§ **Document section**:
▼

Most recently he was named a 2012 " Citizen of the Year" by the Mayfield Schools for his leadership role in the Wildcat Park Foundation.
Mayfield School Superintendent Dr. Keith Kelly recognized Valentino for:

"...step(ping) forward as the Assistant project leader and fundraising coordinator for Wildcat Park.."
http://www.mayfieldschools.org/mobile/News/Details/0?newsId=1052

According t
o a recent news report, that could be a very dubious distinction indeed.
Among other things "Wildcat Park" involved removing all of Mayfield High School's tennis courts in order to install expanded football stadium parking.
The tennis team was thrown under the bus for the football team.
Paying the price for the expensive, gussied-up football facilities, high school tennis players now have to travel offsite for every practice and match.

Even more disturbing, the news report indicates that Valentino's "Wildcat Park" may be a huge taxpayer rip-off.
Valentino's group has raised only a fraction of the $3 million the Foundation pledged when initially selling the project to residents.
The reporter who investigated the situation wrote:

I found that taxpayers paid for much more of Wildcat Stadium than I initially realized. And I feel a bit misled. The campaign that raised private funds for the project blurred the line in public statements between what it hoped to pay for and what was actually already embedded in district's plan.
The sports complex cost the 4,000-student district about $3.5 million, district treasurer Scott Snyder says. About $650,000 was raised through private donations.
http://www.cleveland.com/naymik/index.ssf/2013/10/mayfield_wildcats_stadium_gets.html
http://www.news-herald.com/general-news/20110826/wildcat-park-project-is-focus-of-fundraisers

Valentino's name should also be familiar to Highland Heights residents because he is also a longtime appointed city official.
Coleman appointed him to serve on the city’s Park & Recreation Commission (P&R) years ago.
 Valentino, in fact, served as the P&R Chair for several years.
It was during those years that a Valentino-affiliated company (Valentino at one point identified himself as the company’s “owner and President”) became the city’s exclusive HVAC services provider.
That company even performed work in the park ---work that Valentino, as P&Z chair, was legally authorized and required to approve.
City records show that Mayor Coleman approved most of the company’s invoices.

Council, however, was apparently unaware of the cozy business arrangement.

▲

§ **Problem set**:
1 - According to the Wildcat Park passage, how much money was raised through private donations for the sports complex?
2 - In the Wildcat Park passage, please rewrite the part from "According t" up to and including "practice and match.", substituting "practice courts" for "tennis courts".
The records that come next are separate material, unrelated to the Wildcat Park passage.

§ **Material supplied**:
▼

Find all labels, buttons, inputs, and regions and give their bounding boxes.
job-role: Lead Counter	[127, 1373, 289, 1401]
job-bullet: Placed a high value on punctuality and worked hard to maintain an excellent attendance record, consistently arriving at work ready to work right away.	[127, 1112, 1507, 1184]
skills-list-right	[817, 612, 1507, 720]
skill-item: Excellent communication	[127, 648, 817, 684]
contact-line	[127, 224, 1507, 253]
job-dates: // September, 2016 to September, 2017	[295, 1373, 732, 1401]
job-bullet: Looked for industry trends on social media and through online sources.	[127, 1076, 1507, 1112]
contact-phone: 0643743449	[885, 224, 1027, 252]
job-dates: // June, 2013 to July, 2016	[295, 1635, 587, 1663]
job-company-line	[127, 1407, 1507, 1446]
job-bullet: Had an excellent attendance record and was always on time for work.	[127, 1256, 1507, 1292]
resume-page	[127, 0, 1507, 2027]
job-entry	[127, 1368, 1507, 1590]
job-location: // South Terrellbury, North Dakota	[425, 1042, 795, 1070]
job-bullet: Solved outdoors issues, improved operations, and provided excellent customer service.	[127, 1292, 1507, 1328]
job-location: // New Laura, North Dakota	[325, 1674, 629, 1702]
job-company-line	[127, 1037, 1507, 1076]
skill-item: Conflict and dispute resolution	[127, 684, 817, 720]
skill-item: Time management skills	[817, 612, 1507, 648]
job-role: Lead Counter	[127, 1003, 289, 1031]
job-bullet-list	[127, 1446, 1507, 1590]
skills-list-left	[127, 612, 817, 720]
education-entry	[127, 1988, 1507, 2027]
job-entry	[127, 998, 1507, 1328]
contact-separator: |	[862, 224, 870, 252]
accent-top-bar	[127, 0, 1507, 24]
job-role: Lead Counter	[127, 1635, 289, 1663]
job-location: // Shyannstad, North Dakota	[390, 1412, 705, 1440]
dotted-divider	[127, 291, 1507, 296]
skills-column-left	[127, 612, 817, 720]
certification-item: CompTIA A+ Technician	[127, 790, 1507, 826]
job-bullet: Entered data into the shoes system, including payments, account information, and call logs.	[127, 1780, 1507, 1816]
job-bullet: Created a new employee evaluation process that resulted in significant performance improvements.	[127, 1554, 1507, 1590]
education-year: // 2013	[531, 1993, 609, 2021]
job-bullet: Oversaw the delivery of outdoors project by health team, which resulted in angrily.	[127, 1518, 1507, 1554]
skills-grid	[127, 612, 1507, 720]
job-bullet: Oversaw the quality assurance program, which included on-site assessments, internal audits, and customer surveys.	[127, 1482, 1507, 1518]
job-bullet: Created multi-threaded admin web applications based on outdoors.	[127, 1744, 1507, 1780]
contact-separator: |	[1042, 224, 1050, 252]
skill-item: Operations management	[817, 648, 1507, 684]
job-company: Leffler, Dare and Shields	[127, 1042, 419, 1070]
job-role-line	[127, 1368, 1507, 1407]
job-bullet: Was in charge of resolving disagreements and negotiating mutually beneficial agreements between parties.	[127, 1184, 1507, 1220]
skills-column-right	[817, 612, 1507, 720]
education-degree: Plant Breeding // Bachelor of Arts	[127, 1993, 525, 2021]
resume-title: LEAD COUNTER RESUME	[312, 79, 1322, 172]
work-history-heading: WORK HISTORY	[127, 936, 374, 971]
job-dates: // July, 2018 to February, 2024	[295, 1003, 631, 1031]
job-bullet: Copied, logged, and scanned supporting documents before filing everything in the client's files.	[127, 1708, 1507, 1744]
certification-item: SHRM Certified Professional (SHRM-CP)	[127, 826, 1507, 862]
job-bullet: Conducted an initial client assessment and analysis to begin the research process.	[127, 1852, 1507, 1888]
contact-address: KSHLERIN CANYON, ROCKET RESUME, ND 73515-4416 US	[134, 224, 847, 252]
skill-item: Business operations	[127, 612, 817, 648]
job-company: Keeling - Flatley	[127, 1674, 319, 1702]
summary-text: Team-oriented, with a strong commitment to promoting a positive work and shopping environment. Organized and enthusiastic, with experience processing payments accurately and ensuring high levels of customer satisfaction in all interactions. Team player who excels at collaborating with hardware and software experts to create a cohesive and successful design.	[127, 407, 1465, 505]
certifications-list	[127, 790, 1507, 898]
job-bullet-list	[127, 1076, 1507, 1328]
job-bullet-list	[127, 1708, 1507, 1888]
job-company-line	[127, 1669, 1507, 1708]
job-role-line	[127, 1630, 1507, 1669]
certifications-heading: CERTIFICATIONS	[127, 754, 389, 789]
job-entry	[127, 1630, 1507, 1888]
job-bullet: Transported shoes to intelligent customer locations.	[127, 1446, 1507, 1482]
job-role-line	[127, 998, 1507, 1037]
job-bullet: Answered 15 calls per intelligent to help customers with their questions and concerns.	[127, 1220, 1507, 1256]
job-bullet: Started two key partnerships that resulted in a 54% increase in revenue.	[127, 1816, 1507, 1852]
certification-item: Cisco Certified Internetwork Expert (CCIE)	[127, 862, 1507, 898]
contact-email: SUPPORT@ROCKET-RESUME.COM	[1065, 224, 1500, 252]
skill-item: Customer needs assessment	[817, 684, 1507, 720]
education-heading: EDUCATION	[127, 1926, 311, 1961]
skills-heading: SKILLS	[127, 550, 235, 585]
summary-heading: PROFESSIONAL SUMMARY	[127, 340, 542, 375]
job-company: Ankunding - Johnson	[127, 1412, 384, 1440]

▲

§ **Responses for each task**:
1 - About $650,000.

2 -
According t
o a recent news report, that could be a very dubious distinction indeed.
Among other things "Wildcat Park" involved removing all of Mayfield High School's practice courts in order to install expanded football stadium parking.
The tennis team was thrown under the bus for the football team.
Paying the price for the expensive, gussied-up football facilities, high school tennis players now have to travel offsite for every practice and match.